┌─ Provided data

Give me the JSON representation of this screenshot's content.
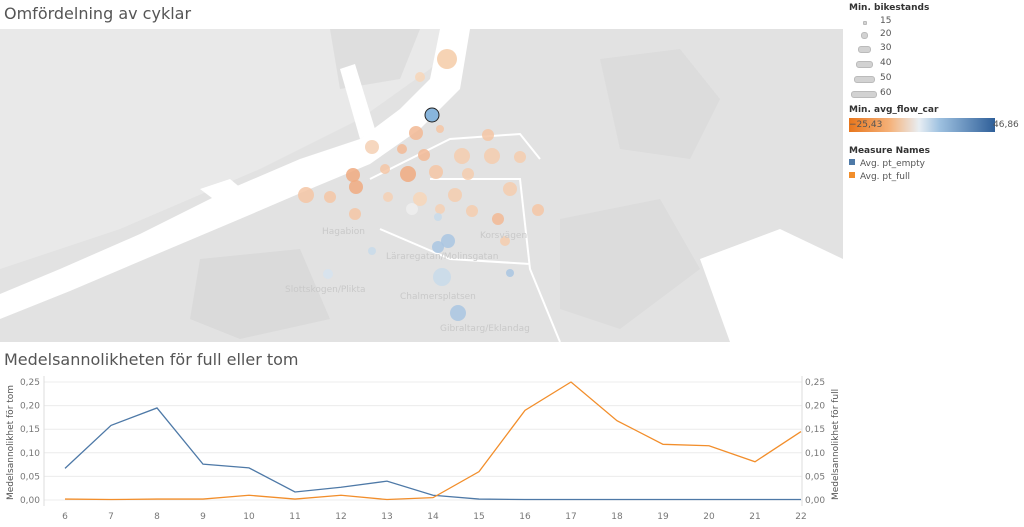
{
  "map": {
    "title": "Omfördelning av cyklar",
    "places": [
      "Hagabion",
      "Korsvägen",
      "Läraregatan/Molinsgatan",
      "Slottskogen/Plikta",
      "Chalmersplatsen",
      "Gibraltarg/Eklandag"
    ]
  },
  "legend": {
    "size_title": "Min. bikestands",
    "sizes": [
      "15",
      "20",
      "30",
      "40",
      "50",
      "60"
    ],
    "color_title": "Min. avg_flow_car",
    "color_min": "−25,43",
    "color_max": "46,86",
    "measure_title": "Measure Names",
    "measures": [
      {
        "label": "Avg. pt_empty",
        "color": "#4e79a7"
      },
      {
        "label": "Avg. pt_full",
        "color": "#f28e2b"
      }
    ]
  },
  "chart_data": {
    "type": "line",
    "title": "Medelsannolikheten för full eller tom",
    "x": [
      6,
      7,
      8,
      9,
      10,
      11,
      12,
      13,
      14,
      15,
      16,
      17,
      18,
      19,
      20,
      21,
      22
    ],
    "series": [
      {
        "name": "Avg. pt_empty",
        "color": "#4e79a7",
        "values": [
          0.067,
          0.158,
          0.195,
          0.076,
          0.068,
          0.017,
          0.027,
          0.04,
          0.01,
          0.002,
          0.001,
          0.001,
          0.001,
          0.001,
          0.001,
          0.001,
          0.001
        ]
      },
      {
        "name": "Avg. pt_full",
        "color": "#f28e2b",
        "values": [
          0.002,
          0.001,
          0.002,
          0.002,
          0.01,
          0.002,
          0.01,
          0.001,
          0.005,
          0.06,
          0.19,
          0.25,
          0.168,
          0.118,
          0.115,
          0.081,
          0.145
        ]
      }
    ],
    "y_ticks": [
      "0,00",
      "0,05",
      "0,10",
      "0,15",
      "0,20",
      "0,25"
    ],
    "ylim": [
      0,
      0.25
    ],
    "ylabel_left": "Medelsannolikhet för tom",
    "ylabel_right": "Medelsannolikhet för full",
    "grid": true
  }
}
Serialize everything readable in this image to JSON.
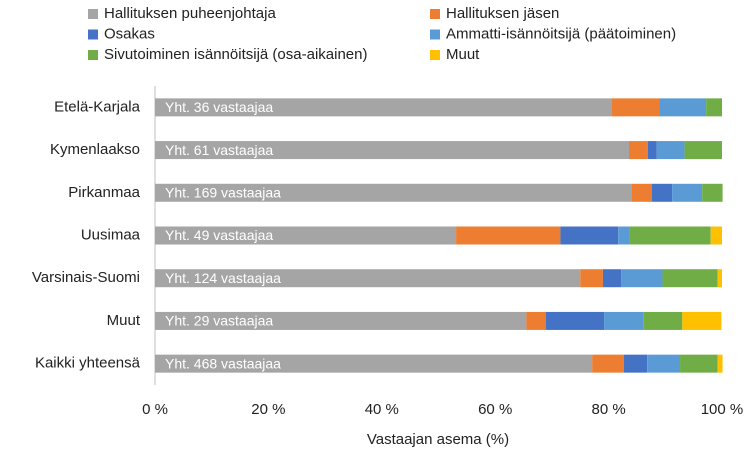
{
  "chart_data": {
    "type": "stacked_bar_horizontal",
    "x_label": "Vastaajan asema (%)",
    "categories": [
      "Etelä-Karjala",
      "Kymenlaakso",
      "Pirkanmaa",
      "Uusimaa",
      "Varsinais-Suomi",
      "Muut",
      "Kaikki yhteensä"
    ],
    "bar_labels": [
      "Yht. 36 vastaajaa",
      "Yht. 61 vastaajaa",
      "Yht. 169 vastaajaa",
      "Yht. 49 vastaajaa",
      "Yht. 124 vastaajaa",
      "Yht. 29 vastaajaa",
      "Yht. 468 vastaajaa"
    ],
    "series": [
      {
        "name": "Hallituksen puheenjohtaja",
        "color": "#a5a5a5",
        "values": [
          80.6,
          83.6,
          84.0,
          53.1,
          75.0,
          65.5,
          77.1
        ]
      },
      {
        "name": "Hallituksen jäsen",
        "color": "#ed7d31",
        "values": [
          8.3,
          3.3,
          3.6,
          18.4,
          4.0,
          3.4,
          5.6
        ]
      },
      {
        "name": "Osakas",
        "color": "#4472c4",
        "values": [
          0,
          1.6,
          3.6,
          10.2,
          3.2,
          10.3,
          4.1
        ]
      },
      {
        "name": "Ammatti-isännöitsijä (päätoiminen)",
        "color": "#5b9bd5",
        "values": [
          8.3,
          4.9,
          5.3,
          2.0,
          7.3,
          6.9,
          5.8
        ]
      },
      {
        "name": "Sivutoiminen isännöitsijä (osa-aikainen)",
        "color": "#70ad47",
        "values": [
          2.8,
          6.6,
          3.6,
          14.3,
          9.7,
          6.9,
          6.6
        ]
      },
      {
        "name": "Muut",
        "color": "#ffc000",
        "values": [
          0,
          0,
          0,
          2.0,
          0.8,
          6.9,
          0.9
        ]
      }
    ],
    "xlim": [
      0,
      100
    ],
    "xticks": [
      {
        "value": 0,
        "label": "0 %"
      },
      {
        "value": 20,
        "label": "20 %"
      },
      {
        "value": 40,
        "label": "40 %"
      },
      {
        "value": 60,
        "label": "60 %"
      },
      {
        "value": 80,
        "label": "80 %"
      },
      {
        "value": 100,
        "label": "100 %"
      }
    ]
  }
}
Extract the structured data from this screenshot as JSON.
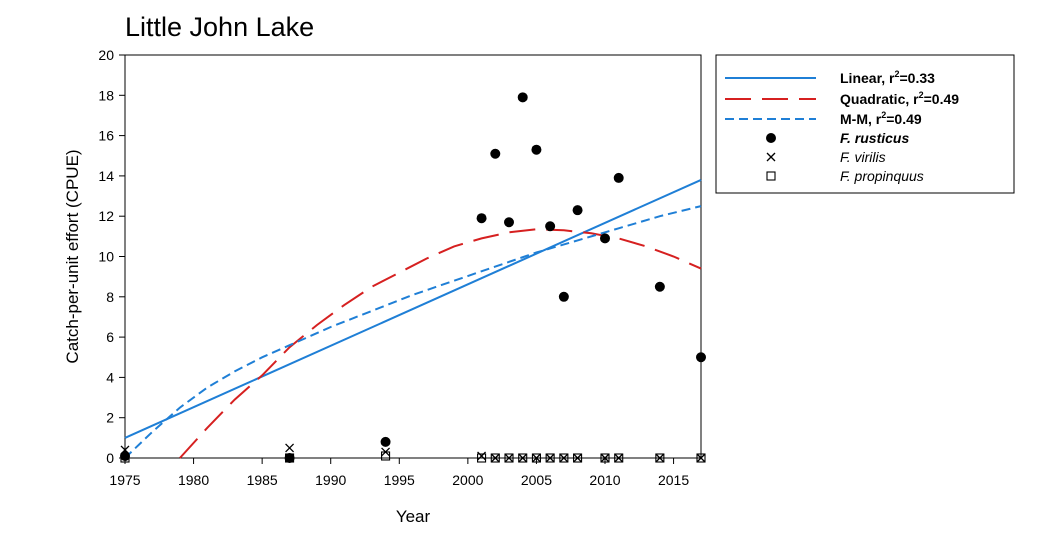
{
  "chart_data": {
    "type": "scatter",
    "title": "Little John Lake",
    "xlabel": "Year",
    "ylabel": "Catch-per-unit effort (CPUE)",
    "xlim": [
      1975,
      2017
    ],
    "ylim": [
      0,
      20
    ],
    "x_ticks": [
      1975,
      1980,
      1985,
      1990,
      1995,
      2000,
      2005,
      2010,
      2015
    ],
    "y_ticks": [
      0,
      2,
      4,
      6,
      8,
      10,
      12,
      14,
      16,
      18,
      20
    ],
    "grid": false,
    "legend_position": "right, outside plot",
    "points": [
      {
        "name": "F. rusticus",
        "marker": "filled-circle",
        "x": [
          1975,
          1987,
          1994,
          2001,
          2002,
          2003,
          2004,
          2005,
          2006,
          2007,
          2008,
          2010,
          2011,
          2014,
          2017
        ],
        "y": [
          0.1,
          0,
          0.8,
          11.9,
          15.1,
          11.7,
          17.9,
          15.3,
          11.5,
          8.0,
          12.3,
          10.9,
          13.9,
          8.5,
          5.0
        ]
      },
      {
        "name": "F. virilis",
        "marker": "x",
        "x": [
          1975,
          1987,
          1994,
          2001,
          2002,
          2003,
          2004,
          2005,
          2006,
          2007,
          2008,
          2010,
          2011,
          2014,
          2017
        ],
        "y": [
          0.4,
          0.5,
          0.3,
          0.1,
          0,
          0,
          0,
          0,
          0,
          0,
          0,
          0,
          0,
          0,
          0
        ]
      },
      {
        "name": "F. propinquus",
        "marker": "open-square",
        "x": [
          1975,
          1987,
          1994,
          2001,
          2002,
          2003,
          2004,
          2005,
          2006,
          2007,
          2008,
          2010,
          2011,
          2014,
          2017
        ],
        "y": [
          0,
          0,
          0.1,
          0,
          0,
          0,
          0,
          0,
          0,
          0,
          0,
          0,
          0,
          0,
          0
        ]
      }
    ],
    "lines": [
      {
        "name": "Linear, r²=0.33",
        "label_prefix": "Linear, r",
        "label_sup": "2",
        "label_suffix": "=0.33",
        "style": "solid",
        "color": "#1f7fd6",
        "x": [
          1975,
          2017
        ],
        "y": [
          1.0,
          13.8
        ]
      },
      {
        "name": "Quadratic, r²=0.49",
        "label_prefix": "Quadratic, r",
        "label_sup": "2",
        "label_suffix": "=0.49",
        "style": "long-dash",
        "color": "#d62020",
        "x": [
          1979,
          1981,
          1983,
          1985,
          1987,
          1989,
          1991,
          1993,
          1995,
          1997,
          1999,
          2001,
          2003,
          2005,
          2007,
          2009,
          2011,
          2013,
          2015,
          2017
        ],
        "y": [
          0,
          1.5,
          2.9,
          4.1,
          5.5,
          6.6,
          7.6,
          8.5,
          9.2,
          9.9,
          10.5,
          10.9,
          11.2,
          11.35,
          11.3,
          11.15,
          10.9,
          10.5,
          10.0,
          9.4
        ]
      },
      {
        "name": "M-M, r²=0.49",
        "label_prefix": "M-M, r",
        "label_sup": "2",
        "label_suffix": "=0.49",
        "style": "short-dash",
        "color": "#1f7fd6",
        "x": [
          1975,
          1977,
          1979,
          1981,
          1983,
          1985,
          1987,
          1990,
          1993,
          1996,
          1999,
          2002,
          2005,
          2008,
          2011,
          2014,
          2017
        ],
        "y": [
          0,
          1.3,
          2.5,
          3.5,
          4.3,
          5.0,
          5.6,
          6.5,
          7.3,
          8.1,
          8.8,
          9.5,
          10.2,
          10.8,
          11.4,
          12.0,
          12.5
        ]
      }
    ]
  }
}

└─

Only a number is expected here: the count of lines in the listing that hold the string "vastaajaa".

## Output of the task:
7